Texto para análise:
○ ○ ○ ○ ○

Durou 21 anos e não resistiu ao acúmulo de fatores adversos que o tempo impõe (e expõe), em especial quando entra em cena a economia. Quando o presidente Figueiredo viu-se desafiado pela frente oposicionista comandada por Tancredo Neves, em 1984, já iam longe os bons tempos de crescimento alto e inflação controlada, que tornavam os outros erros secundários.

O país começava a mergulhar na crise que, no governo seguinte, o levaria à hiperinflação. A crise, porém, começara ainda no governo Geisel, estendera-se pelo governo seguinte, levando às ruas o discurso da mudança. Não se acreditava mais na capacidade do regime de protagonizá-la.
O resto é história. Não houve eleição direta, mas houve notória participação popular nos acontecimentos que levaram a oposição a vencer no colégio eleitoral.
De mudança em mudança, chegou-se ao PT, que a prometeu em termos mais radicais que seus antecessores: seriam não apenas econômicas, sociais, mas, sobretudo, de ordem moral. O partido construíra sua reputação com um discurso moralista tão extremado que Brizola chegou a apelidá-lo de “UDN de tamancos”.
Nos dois períodos do governo FHC, em que a economia começou a se ajustar – não sendo, portanto, tão eficazes as críticas a esse tema -, o PT investiu duramente na estratégia das denúncias. Pedia CPI todo dia. Lula não hesitava em dizer: “Quanto mais CPI, melhor”. Foi com esse discurso, que assegurava que era possível “um mundo melhor”, que o partido chegou ao poder.

○ ○ ○ ○ ○

Dados fornecidos:

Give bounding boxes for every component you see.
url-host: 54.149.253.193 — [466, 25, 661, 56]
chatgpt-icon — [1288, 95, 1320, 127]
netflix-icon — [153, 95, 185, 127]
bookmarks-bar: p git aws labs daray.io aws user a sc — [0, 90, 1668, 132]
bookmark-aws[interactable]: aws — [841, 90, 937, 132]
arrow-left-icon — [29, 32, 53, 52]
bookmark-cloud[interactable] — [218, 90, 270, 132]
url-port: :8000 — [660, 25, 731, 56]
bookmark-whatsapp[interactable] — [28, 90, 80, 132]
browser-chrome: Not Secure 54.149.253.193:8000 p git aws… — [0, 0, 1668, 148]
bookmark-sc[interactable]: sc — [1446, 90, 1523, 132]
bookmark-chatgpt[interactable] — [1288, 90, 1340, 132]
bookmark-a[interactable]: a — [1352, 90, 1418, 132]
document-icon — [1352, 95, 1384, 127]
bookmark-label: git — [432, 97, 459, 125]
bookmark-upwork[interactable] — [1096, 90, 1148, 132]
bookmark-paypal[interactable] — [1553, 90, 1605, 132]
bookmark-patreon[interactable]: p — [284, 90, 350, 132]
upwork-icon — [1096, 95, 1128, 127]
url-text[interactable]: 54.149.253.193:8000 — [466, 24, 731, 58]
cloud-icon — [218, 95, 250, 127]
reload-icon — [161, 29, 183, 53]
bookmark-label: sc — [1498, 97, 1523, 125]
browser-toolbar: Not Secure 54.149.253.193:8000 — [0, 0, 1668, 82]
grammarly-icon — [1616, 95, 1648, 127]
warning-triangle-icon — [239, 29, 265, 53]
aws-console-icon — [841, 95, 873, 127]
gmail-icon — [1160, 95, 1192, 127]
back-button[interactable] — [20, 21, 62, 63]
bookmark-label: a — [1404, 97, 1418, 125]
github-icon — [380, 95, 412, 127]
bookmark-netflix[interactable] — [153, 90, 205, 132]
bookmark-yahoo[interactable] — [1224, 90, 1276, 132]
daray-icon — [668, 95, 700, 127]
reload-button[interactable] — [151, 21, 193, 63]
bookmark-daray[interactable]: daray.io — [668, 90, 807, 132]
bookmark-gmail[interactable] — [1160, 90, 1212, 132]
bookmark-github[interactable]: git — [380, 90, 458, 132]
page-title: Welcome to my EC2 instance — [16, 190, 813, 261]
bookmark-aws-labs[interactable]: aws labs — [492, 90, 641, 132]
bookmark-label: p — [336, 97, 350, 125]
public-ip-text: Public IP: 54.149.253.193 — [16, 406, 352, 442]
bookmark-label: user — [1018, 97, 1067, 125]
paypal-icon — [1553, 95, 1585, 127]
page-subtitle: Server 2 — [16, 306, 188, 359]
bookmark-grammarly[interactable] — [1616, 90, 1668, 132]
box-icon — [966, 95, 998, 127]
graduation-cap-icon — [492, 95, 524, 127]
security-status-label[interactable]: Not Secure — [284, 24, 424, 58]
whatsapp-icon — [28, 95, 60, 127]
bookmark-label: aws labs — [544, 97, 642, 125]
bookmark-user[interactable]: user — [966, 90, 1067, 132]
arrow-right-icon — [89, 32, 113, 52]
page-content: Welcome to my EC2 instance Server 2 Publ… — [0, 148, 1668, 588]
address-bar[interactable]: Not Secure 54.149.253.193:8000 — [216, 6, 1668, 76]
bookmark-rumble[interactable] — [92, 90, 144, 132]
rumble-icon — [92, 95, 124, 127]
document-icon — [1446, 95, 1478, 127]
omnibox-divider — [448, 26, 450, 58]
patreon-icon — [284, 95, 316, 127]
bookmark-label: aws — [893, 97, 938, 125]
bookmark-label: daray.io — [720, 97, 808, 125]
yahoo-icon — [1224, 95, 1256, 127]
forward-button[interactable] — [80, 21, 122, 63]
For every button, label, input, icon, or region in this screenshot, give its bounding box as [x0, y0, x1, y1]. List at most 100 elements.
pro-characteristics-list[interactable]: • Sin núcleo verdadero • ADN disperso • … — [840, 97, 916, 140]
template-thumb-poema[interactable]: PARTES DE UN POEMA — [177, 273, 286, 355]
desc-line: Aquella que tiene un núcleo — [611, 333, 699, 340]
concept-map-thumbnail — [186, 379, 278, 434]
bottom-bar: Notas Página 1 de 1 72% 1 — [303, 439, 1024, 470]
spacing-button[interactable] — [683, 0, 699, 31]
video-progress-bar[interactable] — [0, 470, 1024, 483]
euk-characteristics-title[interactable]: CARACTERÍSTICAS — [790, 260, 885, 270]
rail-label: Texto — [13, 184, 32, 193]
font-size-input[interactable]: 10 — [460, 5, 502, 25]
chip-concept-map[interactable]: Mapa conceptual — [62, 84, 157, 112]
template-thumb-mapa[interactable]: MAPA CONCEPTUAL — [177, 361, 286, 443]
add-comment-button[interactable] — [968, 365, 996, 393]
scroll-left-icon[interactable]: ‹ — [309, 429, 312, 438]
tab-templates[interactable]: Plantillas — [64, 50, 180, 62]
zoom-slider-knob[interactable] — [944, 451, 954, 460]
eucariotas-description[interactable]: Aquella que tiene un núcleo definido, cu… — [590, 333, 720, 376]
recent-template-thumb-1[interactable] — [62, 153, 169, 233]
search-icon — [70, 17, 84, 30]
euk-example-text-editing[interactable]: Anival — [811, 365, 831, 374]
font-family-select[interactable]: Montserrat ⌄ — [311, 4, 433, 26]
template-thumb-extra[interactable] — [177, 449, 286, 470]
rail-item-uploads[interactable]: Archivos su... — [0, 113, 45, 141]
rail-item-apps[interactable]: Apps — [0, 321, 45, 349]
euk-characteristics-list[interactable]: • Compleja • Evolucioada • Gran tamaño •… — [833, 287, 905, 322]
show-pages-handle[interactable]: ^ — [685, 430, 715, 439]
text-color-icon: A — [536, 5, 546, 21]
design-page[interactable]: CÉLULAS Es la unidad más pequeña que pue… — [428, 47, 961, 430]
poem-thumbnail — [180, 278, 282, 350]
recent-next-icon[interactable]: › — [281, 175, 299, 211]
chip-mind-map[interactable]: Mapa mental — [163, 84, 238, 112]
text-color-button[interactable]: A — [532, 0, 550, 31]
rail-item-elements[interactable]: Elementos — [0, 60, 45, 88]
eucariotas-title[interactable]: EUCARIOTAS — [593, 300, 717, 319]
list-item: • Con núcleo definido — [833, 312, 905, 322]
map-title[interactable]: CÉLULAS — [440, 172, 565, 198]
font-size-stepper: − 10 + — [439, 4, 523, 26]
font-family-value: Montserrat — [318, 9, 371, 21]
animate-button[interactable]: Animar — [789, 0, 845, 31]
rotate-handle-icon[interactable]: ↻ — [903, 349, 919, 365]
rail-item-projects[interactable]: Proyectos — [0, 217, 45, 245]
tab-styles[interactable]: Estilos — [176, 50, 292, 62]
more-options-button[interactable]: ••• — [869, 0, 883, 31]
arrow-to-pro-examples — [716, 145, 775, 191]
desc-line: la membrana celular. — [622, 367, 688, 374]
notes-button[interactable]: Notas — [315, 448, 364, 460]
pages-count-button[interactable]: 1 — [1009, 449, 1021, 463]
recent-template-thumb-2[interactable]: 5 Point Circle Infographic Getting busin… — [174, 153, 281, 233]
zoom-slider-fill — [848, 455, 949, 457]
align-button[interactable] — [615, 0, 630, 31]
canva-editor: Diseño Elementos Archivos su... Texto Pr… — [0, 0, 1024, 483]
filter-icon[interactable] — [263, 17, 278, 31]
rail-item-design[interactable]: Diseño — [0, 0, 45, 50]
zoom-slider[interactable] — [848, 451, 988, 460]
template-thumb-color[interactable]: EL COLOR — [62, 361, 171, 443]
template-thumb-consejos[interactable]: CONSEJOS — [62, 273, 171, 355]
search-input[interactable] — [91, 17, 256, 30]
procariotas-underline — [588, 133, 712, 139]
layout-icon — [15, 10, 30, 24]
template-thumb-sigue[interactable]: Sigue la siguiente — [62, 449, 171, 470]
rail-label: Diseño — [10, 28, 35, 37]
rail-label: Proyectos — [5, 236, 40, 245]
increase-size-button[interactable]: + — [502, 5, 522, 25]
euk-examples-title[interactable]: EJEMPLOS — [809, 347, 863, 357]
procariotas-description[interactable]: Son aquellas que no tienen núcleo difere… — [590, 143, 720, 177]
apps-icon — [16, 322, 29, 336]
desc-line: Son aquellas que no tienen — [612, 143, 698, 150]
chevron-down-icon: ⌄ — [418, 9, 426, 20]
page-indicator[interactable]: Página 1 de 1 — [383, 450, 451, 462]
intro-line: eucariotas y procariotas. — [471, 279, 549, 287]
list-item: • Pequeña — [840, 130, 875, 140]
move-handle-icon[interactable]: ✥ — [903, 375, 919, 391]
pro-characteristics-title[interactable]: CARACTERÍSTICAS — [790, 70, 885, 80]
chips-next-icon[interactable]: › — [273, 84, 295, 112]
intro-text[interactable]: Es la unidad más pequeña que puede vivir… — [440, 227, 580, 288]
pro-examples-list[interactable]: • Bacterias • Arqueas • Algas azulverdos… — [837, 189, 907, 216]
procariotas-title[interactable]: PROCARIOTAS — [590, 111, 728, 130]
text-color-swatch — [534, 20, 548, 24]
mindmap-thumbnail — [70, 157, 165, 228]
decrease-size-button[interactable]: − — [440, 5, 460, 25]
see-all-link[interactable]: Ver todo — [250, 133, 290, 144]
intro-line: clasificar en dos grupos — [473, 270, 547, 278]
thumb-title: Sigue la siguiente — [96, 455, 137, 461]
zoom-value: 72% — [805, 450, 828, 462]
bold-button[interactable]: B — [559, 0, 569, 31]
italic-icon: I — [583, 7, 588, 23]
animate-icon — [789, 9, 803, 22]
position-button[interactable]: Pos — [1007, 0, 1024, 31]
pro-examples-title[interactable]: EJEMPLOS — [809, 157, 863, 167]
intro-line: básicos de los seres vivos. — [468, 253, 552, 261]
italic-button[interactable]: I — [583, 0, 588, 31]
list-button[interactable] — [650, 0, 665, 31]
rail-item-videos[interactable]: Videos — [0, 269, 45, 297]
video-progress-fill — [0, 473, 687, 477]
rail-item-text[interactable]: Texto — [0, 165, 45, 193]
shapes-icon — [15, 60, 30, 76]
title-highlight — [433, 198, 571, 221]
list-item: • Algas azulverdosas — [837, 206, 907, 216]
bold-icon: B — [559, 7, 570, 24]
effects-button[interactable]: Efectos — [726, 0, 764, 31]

○ ○ ○ ○ ○

Tarefa 1:
Com base no texto para análise, responda às perguntas a seguir e marque as respostas com as mesmas letras.
(a) Por quantos anos o regime durou?
(b) Quem comandava a frente oposicionista que desafiou o presidente Figueiredo em 1984?
(c) Que apelido Brizola deu ao PT?
Tarefa 2: Estenda o texto para análise a partir do ponto em que ele termina.

Resultado 1:
(a) O regime durou 21 anos.
(b) A frente oposicionista era comandada por Tancredo Neves.
(c) Brizola apelidou o PT de "UDN de tamancos".

Resultado 2:
É bem verdade que contou com uma mãozinha do próprio FHC, que, antes das eleições, chegou a dizer que “agora é a vez do Lula”. Supunha que PSDB e PT, vertentes do que via como gradações de um mesmo programa esquerdista, estavam destinados a se alternar ad eternum no poder.
Mas essa é outra história, que a História desfez. O que importa é constatar que o moralismo petista era meramente estratégico. Sabia que a maioria das denúncias que fizera quando na oposição era de fachada. Não fosse, já as teria reaberto e dado consequência judicial desde o início. O partido assumiu conduta que ele próprio passou a chamar de pragmática (palavra que adquiriu significado para lá de ambíguo).
Aliou-se às lideranças que mais execrava e absorveu, com impressionante talento e rapidez, os métodos mais abomináveis do fisiologismo. Tudo isso, claro, provocou dissensões internas.
Os primeiros a desembarcar foram os intelectuais fundadores do partido. Prevaleceu a ala pragmática, que tem em Lula e José Dirceu, seus expoentes. E o partido começou a colecionar escândalos, chegando ao paroxismo do Petrolão, que o The New York Times considerou o maior do mundo moderno.
De escândalo em escândalo, rompeu-se parcialmente a impunidade. José Dirceu, ícone do partido, foi preso. Lula, embora poupado, ficou exposto. Ninguém crê no seu alheamento em relação ao que se denuncia – nem ele.
O resultado é o que está em curso: as maiores lideranças do partido tentam se descolar uns dos outros. Dilma distancia-se de Lula, que, via Martha Suplicy, manda recados ao Planalto. José Dirceu está magoado com ambos: Dilma e Lula.
Sente-se excluído do poder, o que sugere que não se deu conta ainda de sua condição de presidiário (ainda que em regime aberto). O PMDB, aliado do poder – não importa quem lá esteja – reclama de sua escassa fatia no loteamento de cargos.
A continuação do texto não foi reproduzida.